- [Supplied entries]:
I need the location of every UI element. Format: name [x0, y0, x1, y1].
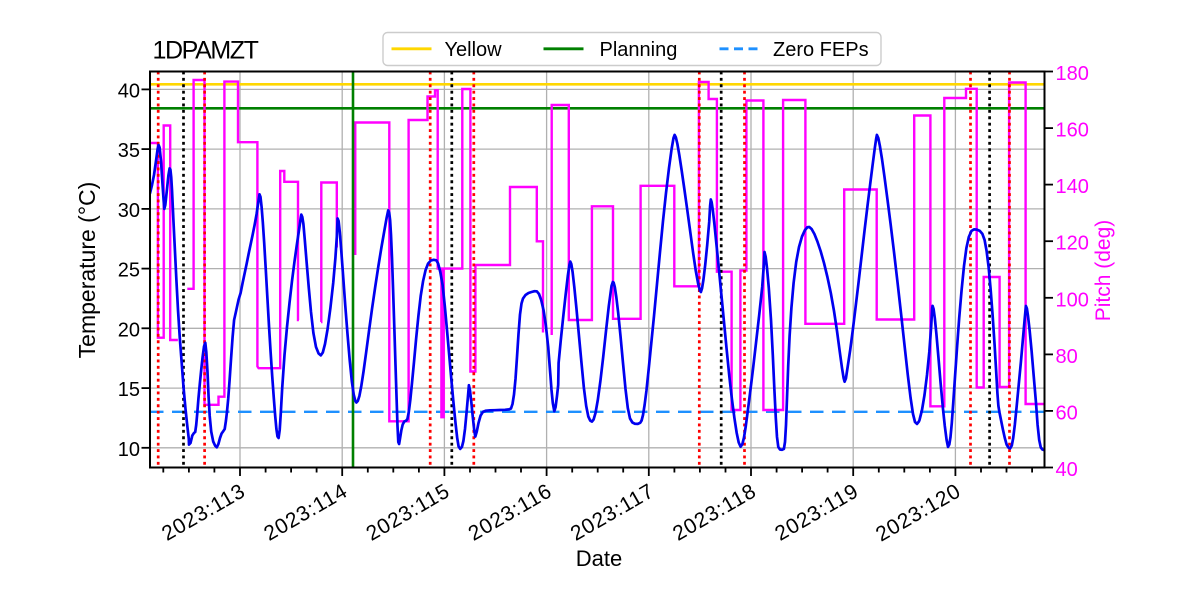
svg-text:Date: Date: [576, 546, 622, 571]
svg-text:10: 10: [118, 439, 140, 461]
svg-text:Yellow: Yellow: [445, 39, 503, 61]
svg-text:100: 100: [1056, 289, 1089, 311]
svg-text:40: 40: [118, 80, 140, 102]
svg-text:80: 80: [1056, 346, 1078, 368]
svg-text:20: 20: [118, 319, 140, 341]
svg-text:35: 35: [118, 140, 140, 162]
svg-text:30: 30: [118, 200, 140, 222]
svg-text:15: 15: [118, 379, 140, 401]
svg-text:140: 140: [1056, 176, 1089, 198]
svg-text:40: 40: [1056, 459, 1078, 481]
svg-text:120: 120: [1056, 233, 1089, 255]
svg-text:60: 60: [1056, 402, 1078, 424]
svg-text:160: 160: [1056, 120, 1089, 142]
svg-text:Pitch (deg): Pitch (deg): [1092, 220, 1115, 322]
svg-text:Temperature (°C): Temperature (°C): [74, 182, 100, 359]
svg-text:25: 25: [118, 260, 140, 282]
svg-text:1DPAMZT: 1DPAMZT: [153, 37, 259, 65]
svg-text:Zero FEPs: Zero FEPs: [773, 39, 869, 61]
svg-text:180: 180: [1056, 63, 1089, 85]
svg-text:Planning: Planning: [600, 39, 678, 61]
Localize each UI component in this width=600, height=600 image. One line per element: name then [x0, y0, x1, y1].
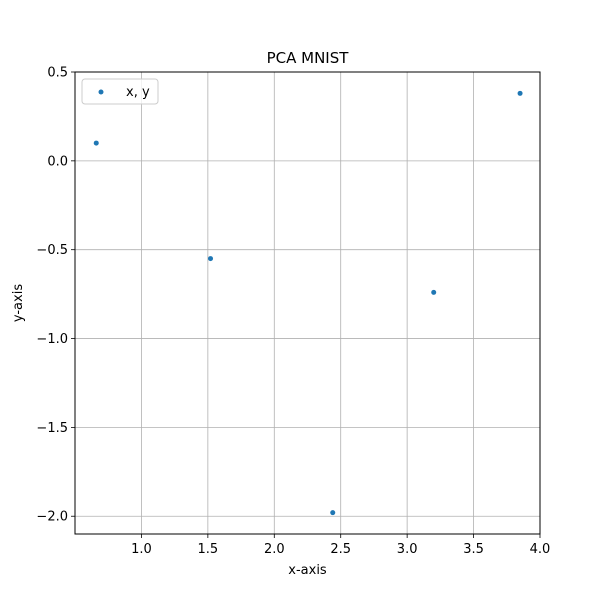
data-point [93, 140, 99, 146]
chart-title: PCA MNIST [267, 49, 350, 67]
y-tick-label: −2.0 [36, 510, 68, 525]
x-tick-label: 2.5 [330, 542, 351, 557]
plot-frame [74, 71, 541, 535]
y-tick-label: −1.5 [36, 421, 68, 436]
x-tick-label: 1.0 [131, 542, 152, 557]
legend: x, y [81, 78, 159, 105]
legend-marker [98, 89, 104, 95]
y-axis-ticks: 0.5 0.0 −0.5 −1.0 −1.5 −2.0 [36, 66, 75, 525]
data-point [431, 289, 437, 295]
x-tick-label: 3.5 [463, 542, 484, 557]
data-point [208, 256, 214, 262]
x-tick-label: 2.0 [264, 542, 285, 557]
y-tick-label: −0.5 [36, 243, 68, 258]
x-axis-ticks: 1.0 1.5 2.0 2.5 3.0 3.5 4.0 [131, 534, 550, 557]
y-tick-label: −1.0 [36, 332, 68, 347]
y-axis-label: y-axis [11, 284, 26, 322]
y-tick-label: 0.5 [47, 66, 68, 81]
x-tick-label: 3.0 [397, 542, 418, 557]
legend-box [81, 78, 159, 105]
data-points [93, 90, 523, 516]
x-axis-label: x-axis [288, 563, 327, 578]
y-tick-label: 0.0 [47, 154, 68, 169]
data-point [517, 90, 523, 96]
legend-label: x, y [126, 85, 150, 100]
data-point [330, 510, 336, 516]
x-tick-label: 4.0 [530, 542, 551, 557]
x-tick-label: 1.5 [198, 542, 219, 557]
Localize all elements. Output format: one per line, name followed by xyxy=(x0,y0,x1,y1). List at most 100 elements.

- [What you are asked to do]: Copy all the records again, switching every "svg-text" to "label" and changing nothing else. Leave the pictures out.

- [Problem solution]:
I need the location of every UI element. Format: name [x0, y0, x1, y1].
label:Date: Date: [576, 546, 622, 571]
label:10: 10: [118, 439, 140, 461]
label:Yellow: Yellow: [445, 39, 503, 61]
label:100: 100: [1056, 289, 1089, 311]
label:40: 40: [118, 80, 140, 102]
label:80: 80: [1056, 346, 1078, 368]
label:20: 20: [118, 319, 140, 341]
label:35: 35: [118, 140, 140, 162]
label:30: 30: [118, 200, 140, 222]
label:15: 15: [118, 379, 140, 401]
label:140: 140: [1056, 176, 1089, 198]
label:40: 40: [1056, 459, 1078, 481]
label:120: 120: [1056, 233, 1089, 255]
label:60: 60: [1056, 402, 1078, 424]
label:160: 160: [1056, 120, 1089, 142]
label:Pitch (deg): Pitch (deg): [1092, 220, 1115, 322]
label:Temperature (°C): Temperature (°C): [74, 182, 100, 359]
label:25: 25: [118, 260, 140, 282]
label:1DPAMZT: 1DPAMZT: [153, 37, 259, 65]
label:Zero FEPs: Zero FEPs: [773, 39, 869, 61]
label:180: 180: [1056, 63, 1089, 85]
label:Planning: Planning: [600, 39, 678, 61]
Localize each UI component in this width=600, height=600 image. One line per element: name then [x0, y0, x1, y1].
data-point [93, 140, 99, 146]
chart-title: PCA MNIST [267, 49, 350, 67]
y-tick-label: −2.0 [36, 510, 68, 525]
x-tick-label: 2.5 [330, 542, 351, 557]
plot-frame [74, 71, 541, 535]
y-tick-label: −1.5 [36, 421, 68, 436]
x-tick-label: 1.0 [131, 542, 152, 557]
legend: x, y [81, 78, 159, 105]
legend-marker [98, 89, 104, 95]
y-axis-ticks: 0.5 0.0 −0.5 −1.0 −1.5 −2.0 [36, 66, 75, 525]
data-point [431, 289, 437, 295]
x-tick-label: 3.5 [463, 542, 484, 557]
data-point [208, 256, 214, 262]
x-tick-label: 2.0 [264, 542, 285, 557]
y-tick-label: −0.5 [36, 243, 68, 258]
x-axis-ticks: 1.0 1.5 2.0 2.5 3.0 3.5 4.0 [131, 534, 550, 557]
y-tick-label: −1.0 [36, 332, 68, 347]
y-axis-label: y-axis [11, 284, 26, 322]
y-tick-label: 0.5 [47, 66, 68, 81]
x-tick-label: 3.0 [397, 542, 418, 557]
legend-box [81, 78, 159, 105]
data-points [93, 90, 523, 516]
x-axis-label: x-axis [288, 563, 327, 578]
y-tick-label: 0.0 [47, 154, 68, 169]
data-point [517, 90, 523, 96]
legend-label: x, y [126, 85, 150, 100]
data-point [330, 510, 336, 516]
x-tick-label: 4.0 [530, 542, 551, 557]
x-tick-label: 1.5 [198, 542, 219, 557]
Localize all elements. Output format: one per line, name followed by xyxy=(x0,y0,x1,y1). List at most 100 elements.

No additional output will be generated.